Reproduce without any change the lines of the data below, from the line holding "data-label: 45.9% (679, 195, 739, 217)" to the line holding "bar-segment (890, 320, 1037, 361)", inclusive.
========
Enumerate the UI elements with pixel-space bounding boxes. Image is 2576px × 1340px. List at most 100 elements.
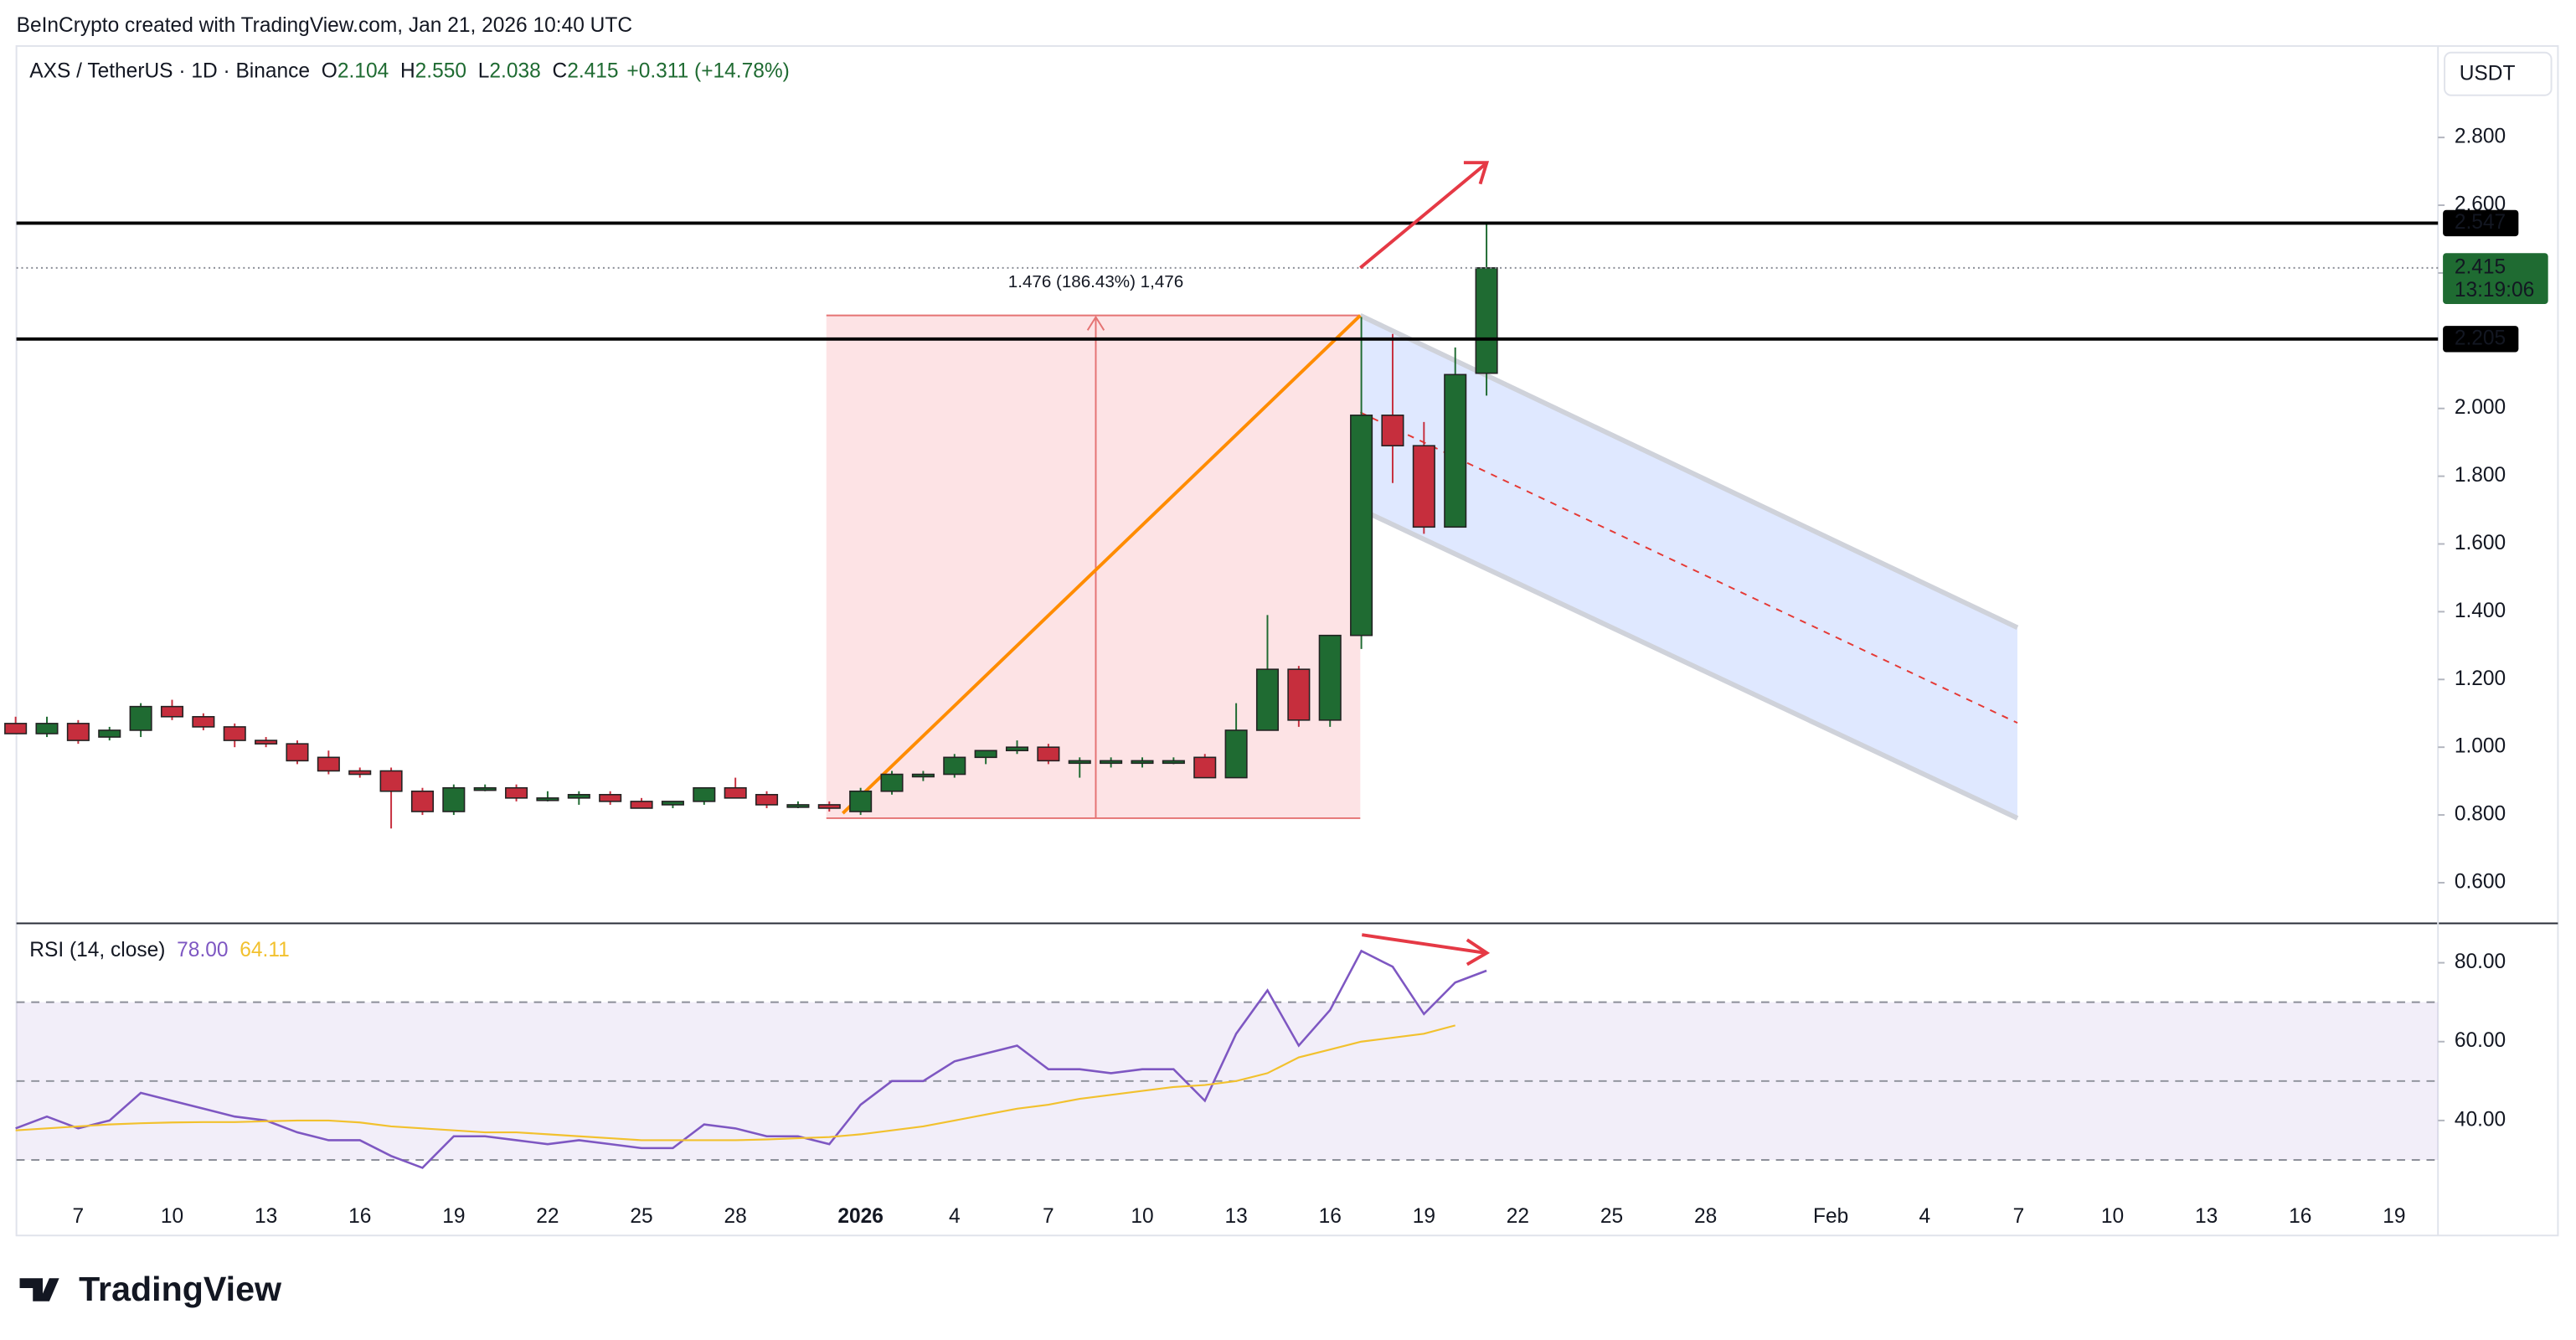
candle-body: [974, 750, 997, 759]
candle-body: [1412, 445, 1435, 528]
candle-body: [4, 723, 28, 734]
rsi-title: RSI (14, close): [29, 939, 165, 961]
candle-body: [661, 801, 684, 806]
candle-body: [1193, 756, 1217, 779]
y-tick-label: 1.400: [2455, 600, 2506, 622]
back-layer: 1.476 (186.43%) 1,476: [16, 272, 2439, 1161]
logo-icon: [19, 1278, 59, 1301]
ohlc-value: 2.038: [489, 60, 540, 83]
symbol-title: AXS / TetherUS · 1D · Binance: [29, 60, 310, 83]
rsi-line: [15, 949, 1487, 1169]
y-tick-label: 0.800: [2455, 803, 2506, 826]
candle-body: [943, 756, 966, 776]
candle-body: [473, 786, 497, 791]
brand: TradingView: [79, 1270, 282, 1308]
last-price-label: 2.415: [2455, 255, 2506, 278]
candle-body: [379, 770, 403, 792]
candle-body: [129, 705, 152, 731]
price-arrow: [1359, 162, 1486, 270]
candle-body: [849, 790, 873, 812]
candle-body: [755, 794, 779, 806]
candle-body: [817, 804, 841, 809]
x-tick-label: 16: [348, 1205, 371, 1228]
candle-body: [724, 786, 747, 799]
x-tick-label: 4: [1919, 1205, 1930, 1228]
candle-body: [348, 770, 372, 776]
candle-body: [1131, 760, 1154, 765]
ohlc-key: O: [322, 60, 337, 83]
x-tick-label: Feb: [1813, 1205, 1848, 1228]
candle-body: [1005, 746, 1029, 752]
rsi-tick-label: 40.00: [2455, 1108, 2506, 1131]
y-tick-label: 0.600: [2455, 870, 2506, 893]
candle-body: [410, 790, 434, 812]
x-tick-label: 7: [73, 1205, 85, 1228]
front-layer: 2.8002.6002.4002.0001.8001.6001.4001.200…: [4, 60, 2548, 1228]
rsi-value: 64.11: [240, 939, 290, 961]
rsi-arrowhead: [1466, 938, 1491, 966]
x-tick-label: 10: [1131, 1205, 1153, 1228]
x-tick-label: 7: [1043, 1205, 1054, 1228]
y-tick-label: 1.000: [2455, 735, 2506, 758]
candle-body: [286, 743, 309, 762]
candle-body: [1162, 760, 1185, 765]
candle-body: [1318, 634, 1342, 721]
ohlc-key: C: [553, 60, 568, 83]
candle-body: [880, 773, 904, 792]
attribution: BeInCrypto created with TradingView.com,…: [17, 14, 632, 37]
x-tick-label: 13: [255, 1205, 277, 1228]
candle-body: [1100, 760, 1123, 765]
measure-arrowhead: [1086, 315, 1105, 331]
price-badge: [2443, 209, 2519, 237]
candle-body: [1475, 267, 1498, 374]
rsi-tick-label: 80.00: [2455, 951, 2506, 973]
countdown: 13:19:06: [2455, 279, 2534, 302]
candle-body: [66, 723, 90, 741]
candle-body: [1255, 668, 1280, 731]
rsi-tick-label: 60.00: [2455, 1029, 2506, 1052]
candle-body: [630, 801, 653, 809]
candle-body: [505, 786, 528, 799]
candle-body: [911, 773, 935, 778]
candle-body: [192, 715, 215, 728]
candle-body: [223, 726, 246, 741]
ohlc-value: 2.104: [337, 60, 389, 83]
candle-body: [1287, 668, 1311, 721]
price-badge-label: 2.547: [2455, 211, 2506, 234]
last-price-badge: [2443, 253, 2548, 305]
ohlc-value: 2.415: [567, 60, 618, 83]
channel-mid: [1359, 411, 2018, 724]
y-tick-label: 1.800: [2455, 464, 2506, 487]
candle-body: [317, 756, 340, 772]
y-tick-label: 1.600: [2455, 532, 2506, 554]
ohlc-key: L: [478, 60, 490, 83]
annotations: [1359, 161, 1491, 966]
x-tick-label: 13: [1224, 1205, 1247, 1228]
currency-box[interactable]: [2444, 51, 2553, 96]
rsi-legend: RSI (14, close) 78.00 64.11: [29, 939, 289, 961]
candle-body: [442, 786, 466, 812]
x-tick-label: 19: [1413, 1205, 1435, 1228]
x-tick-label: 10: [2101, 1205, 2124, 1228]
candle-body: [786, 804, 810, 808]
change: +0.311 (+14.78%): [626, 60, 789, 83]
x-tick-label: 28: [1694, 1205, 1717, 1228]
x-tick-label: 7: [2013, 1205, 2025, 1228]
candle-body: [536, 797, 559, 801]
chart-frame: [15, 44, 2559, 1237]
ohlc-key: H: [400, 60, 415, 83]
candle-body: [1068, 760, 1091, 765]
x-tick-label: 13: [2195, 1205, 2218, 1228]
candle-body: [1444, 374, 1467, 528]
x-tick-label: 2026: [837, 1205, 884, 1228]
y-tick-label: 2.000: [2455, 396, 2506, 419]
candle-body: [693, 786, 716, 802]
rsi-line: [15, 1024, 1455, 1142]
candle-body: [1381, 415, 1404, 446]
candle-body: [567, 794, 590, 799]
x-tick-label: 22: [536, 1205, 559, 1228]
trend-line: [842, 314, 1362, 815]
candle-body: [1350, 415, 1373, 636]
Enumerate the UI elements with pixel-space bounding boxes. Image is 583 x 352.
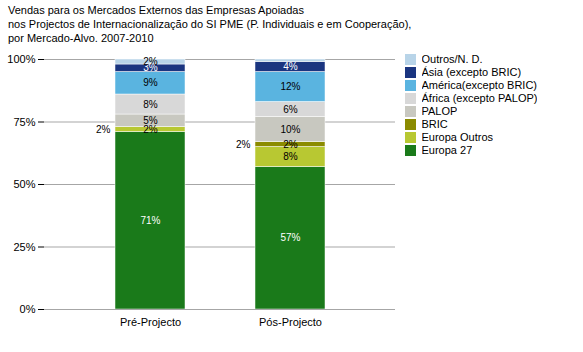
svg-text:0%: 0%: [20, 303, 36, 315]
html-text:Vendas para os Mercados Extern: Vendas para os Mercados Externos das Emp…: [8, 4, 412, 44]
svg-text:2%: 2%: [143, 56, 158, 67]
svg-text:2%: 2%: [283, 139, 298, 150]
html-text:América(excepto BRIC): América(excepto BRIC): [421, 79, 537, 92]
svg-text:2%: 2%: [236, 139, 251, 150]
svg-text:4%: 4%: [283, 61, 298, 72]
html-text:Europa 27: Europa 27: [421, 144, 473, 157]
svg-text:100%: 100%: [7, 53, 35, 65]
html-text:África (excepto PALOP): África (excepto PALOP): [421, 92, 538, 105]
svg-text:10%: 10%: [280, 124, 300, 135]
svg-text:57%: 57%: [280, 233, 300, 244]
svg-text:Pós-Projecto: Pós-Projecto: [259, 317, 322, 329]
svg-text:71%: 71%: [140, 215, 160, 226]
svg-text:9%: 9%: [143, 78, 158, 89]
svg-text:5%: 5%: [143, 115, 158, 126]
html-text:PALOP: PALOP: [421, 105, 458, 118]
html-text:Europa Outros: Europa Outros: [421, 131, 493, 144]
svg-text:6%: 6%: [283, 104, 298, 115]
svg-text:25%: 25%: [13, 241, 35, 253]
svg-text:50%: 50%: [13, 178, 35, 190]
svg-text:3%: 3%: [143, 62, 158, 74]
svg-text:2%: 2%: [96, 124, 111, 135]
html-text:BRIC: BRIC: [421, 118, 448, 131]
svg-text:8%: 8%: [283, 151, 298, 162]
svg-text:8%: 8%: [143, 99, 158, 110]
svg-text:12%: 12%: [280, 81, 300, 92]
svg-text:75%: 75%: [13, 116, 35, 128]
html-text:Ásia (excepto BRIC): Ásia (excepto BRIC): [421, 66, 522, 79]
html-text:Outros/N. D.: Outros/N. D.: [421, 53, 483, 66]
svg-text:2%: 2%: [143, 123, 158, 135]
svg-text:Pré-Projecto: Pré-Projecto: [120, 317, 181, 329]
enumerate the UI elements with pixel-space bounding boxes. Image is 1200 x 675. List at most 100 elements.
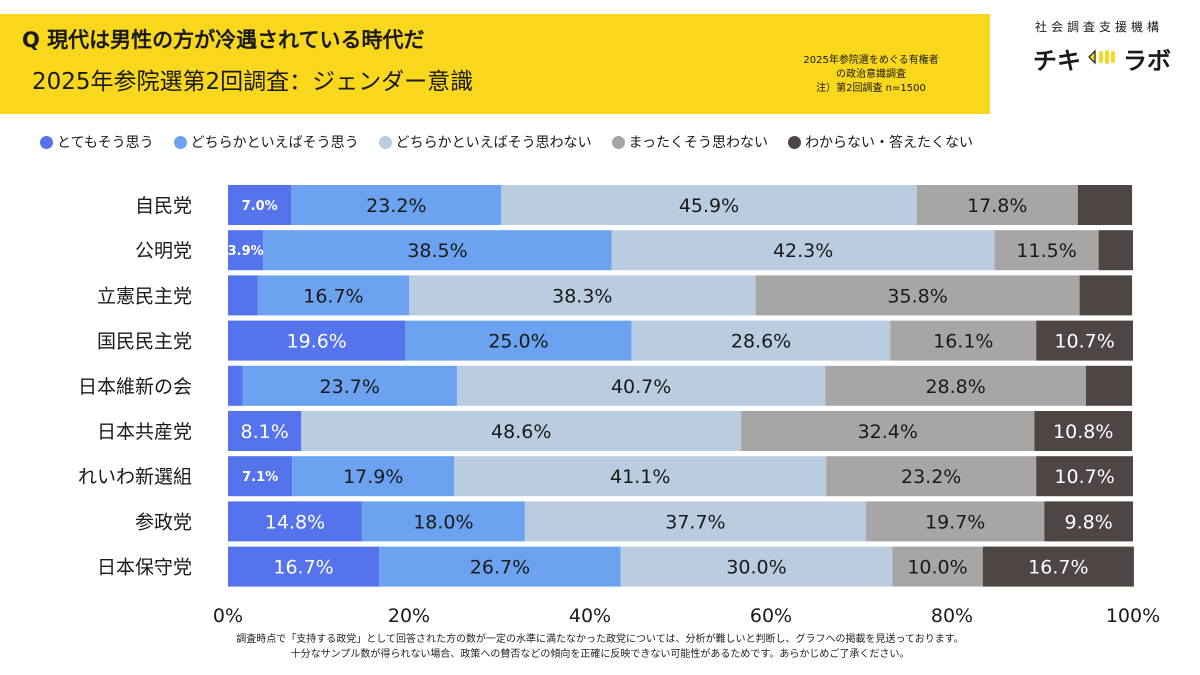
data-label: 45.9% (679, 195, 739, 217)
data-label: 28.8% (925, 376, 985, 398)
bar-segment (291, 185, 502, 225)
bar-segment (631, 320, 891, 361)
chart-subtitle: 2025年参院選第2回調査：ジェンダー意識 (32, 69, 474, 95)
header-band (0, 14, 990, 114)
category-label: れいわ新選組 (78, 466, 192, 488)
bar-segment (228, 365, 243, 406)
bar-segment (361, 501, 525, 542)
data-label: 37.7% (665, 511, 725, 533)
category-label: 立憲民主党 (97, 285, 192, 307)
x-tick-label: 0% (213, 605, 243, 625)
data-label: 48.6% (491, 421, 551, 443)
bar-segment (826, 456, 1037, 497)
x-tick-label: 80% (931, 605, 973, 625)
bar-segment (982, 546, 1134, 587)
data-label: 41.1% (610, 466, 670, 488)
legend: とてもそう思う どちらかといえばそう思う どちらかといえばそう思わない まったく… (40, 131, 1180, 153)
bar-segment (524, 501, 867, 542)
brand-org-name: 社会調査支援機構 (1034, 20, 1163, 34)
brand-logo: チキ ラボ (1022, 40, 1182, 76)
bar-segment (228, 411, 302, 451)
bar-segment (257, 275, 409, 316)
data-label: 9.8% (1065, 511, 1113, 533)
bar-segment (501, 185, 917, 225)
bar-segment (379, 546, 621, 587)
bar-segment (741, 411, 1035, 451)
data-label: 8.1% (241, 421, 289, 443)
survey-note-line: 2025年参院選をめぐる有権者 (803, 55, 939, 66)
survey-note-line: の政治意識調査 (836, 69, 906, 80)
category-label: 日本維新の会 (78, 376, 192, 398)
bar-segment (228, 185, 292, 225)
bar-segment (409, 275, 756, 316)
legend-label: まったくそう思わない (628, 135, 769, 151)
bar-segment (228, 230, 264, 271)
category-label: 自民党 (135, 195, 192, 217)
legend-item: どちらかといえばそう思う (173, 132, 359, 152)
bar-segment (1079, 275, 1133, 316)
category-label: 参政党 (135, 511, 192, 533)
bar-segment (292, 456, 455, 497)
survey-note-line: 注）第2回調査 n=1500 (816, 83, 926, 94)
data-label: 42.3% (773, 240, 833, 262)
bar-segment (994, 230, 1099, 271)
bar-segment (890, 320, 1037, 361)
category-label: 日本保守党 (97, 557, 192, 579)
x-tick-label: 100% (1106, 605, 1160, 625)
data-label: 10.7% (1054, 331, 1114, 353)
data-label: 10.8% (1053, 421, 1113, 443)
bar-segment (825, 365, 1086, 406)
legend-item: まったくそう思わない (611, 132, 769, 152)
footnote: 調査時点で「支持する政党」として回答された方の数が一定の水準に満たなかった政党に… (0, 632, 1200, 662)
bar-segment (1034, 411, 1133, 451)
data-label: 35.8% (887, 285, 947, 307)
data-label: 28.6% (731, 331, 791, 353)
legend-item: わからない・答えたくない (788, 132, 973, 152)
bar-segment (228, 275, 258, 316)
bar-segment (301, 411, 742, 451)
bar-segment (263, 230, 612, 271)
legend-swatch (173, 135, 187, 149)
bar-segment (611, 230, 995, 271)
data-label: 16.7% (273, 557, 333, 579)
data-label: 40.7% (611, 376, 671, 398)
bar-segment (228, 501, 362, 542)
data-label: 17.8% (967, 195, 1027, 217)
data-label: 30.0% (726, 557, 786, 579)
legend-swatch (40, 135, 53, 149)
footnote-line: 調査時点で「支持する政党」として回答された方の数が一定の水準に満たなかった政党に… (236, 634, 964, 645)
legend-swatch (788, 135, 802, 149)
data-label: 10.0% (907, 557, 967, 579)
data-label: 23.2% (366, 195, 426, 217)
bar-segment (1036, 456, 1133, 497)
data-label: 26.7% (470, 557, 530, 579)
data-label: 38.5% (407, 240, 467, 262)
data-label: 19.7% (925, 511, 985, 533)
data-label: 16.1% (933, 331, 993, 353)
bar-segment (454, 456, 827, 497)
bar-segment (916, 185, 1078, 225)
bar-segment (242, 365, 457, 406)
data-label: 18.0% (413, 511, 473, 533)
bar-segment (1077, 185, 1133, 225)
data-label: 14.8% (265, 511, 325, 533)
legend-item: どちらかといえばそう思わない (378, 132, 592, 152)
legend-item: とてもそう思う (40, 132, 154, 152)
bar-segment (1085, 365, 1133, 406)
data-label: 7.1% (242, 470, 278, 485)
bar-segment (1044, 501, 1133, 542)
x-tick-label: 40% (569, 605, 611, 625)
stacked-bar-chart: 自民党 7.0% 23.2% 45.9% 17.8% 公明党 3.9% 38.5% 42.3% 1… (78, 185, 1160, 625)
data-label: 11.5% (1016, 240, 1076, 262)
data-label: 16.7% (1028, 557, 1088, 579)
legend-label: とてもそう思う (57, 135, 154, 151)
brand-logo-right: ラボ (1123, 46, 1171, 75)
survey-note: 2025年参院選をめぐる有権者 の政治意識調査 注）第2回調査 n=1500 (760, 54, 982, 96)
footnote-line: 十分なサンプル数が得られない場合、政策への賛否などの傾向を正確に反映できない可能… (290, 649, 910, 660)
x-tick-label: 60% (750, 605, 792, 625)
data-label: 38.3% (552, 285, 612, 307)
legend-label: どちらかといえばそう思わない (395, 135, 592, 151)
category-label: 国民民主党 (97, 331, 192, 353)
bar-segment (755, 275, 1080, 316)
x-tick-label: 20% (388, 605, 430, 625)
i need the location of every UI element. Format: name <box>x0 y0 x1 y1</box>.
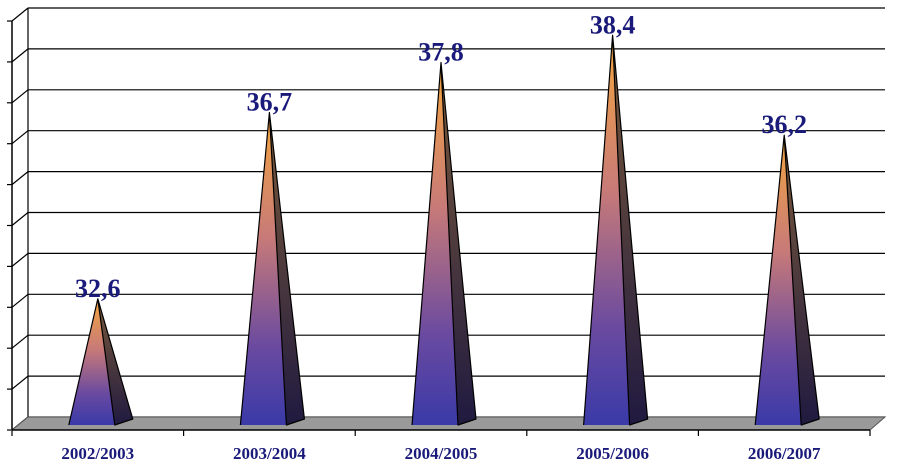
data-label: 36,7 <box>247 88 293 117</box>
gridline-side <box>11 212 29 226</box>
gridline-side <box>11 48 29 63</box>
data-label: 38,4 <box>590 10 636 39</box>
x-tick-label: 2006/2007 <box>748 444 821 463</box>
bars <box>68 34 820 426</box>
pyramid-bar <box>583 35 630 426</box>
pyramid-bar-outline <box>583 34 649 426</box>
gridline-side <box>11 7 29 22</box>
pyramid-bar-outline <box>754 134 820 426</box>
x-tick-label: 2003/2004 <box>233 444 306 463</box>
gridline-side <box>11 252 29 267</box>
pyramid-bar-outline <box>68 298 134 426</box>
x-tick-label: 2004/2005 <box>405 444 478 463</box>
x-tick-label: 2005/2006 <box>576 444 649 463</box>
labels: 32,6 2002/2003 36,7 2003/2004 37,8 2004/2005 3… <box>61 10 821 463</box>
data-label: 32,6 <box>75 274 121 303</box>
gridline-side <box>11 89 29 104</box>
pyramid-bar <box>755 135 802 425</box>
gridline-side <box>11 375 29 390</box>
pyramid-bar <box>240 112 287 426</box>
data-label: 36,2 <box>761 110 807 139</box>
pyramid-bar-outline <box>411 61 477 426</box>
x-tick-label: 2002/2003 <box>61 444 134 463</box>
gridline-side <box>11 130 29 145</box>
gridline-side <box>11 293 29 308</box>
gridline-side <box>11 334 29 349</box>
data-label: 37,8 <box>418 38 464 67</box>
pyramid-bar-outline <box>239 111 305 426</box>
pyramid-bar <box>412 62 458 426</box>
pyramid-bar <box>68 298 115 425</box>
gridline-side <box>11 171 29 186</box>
========
■ Reply:
data-label: 45.9% (679, 195, 739, 217)
data-label: 28.8% (925, 376, 985, 398)
bar-segment (291, 185, 502, 225)
bar-segment (631, 320, 891, 361)
chart-subtitle: 2025年参院選第2回調査：ジェンダー意識 (32, 69, 474, 95)
header-band (0, 14, 990, 114)
category-label: れいわ新選組 (78, 466, 192, 488)
bar-segment (228, 365, 243, 406)
bar-segment (361, 501, 525, 542)
data-label: 37.7% (665, 511, 725, 533)
category-label: 立憲民主党 (97, 285, 192, 307)
x-tick-label: 0% (213, 605, 243, 625)
data-label: 48.6% (491, 421, 551, 443)
bar-segment (826, 456, 1037, 497)
x-tick-label: 80% (931, 605, 973, 625)
bar-segment (982, 546, 1134, 587)
data-label: 41.1% (610, 466, 670, 488)
legend: とてもそう思う どちらかといえばそう思う どちらかといえばそう思わない まったく… (40, 131, 1180, 153)
bar-segment (524, 501, 867, 542)
brand-org-name: 社会調査支援機構 (1034, 20, 1163, 34)
brand-logo: チキ ラボ (1022, 40, 1182, 76)
bar-segment (228, 411, 302, 451)
bar-segment (257, 275, 409, 316)
data-label: 9.8% (1065, 511, 1113, 533)
bar-segment (501, 185, 917, 225)
bar-segment (379, 546, 621, 587)
bar-segment (741, 411, 1035, 451)
data-label: 8.1% (241, 421, 289, 443)
survey-note-line: 2025年参院選をめぐる有権者 (803, 55, 939, 66)
survey-note-line: の政治意識調査 (836, 69, 906, 80)
category-label: 日本維新の会 (78, 376, 192, 398)
bar-segment (228, 185, 292, 225)
bar-segment (409, 275, 756, 316)
legend-label: まったくそう思わない (628, 135, 769, 151)
bar-segment (228, 230, 264, 271)
category-label: 自民党 (135, 195, 192, 217)
legend-item: どちらかといえばそう思う (173, 132, 359, 152)
bar-segment (1079, 275, 1133, 316)
category-label: 参政党 (135, 511, 192, 533)
bar-segment (292, 456, 455, 497)
survey-note-line: 注）第2回調査 n=1500 (816, 83, 926, 94)
data-label: 42.3% (773, 240, 833, 262)
bar-segment (994, 230, 1099, 271)
bar-segment (890, 320, 1037, 361)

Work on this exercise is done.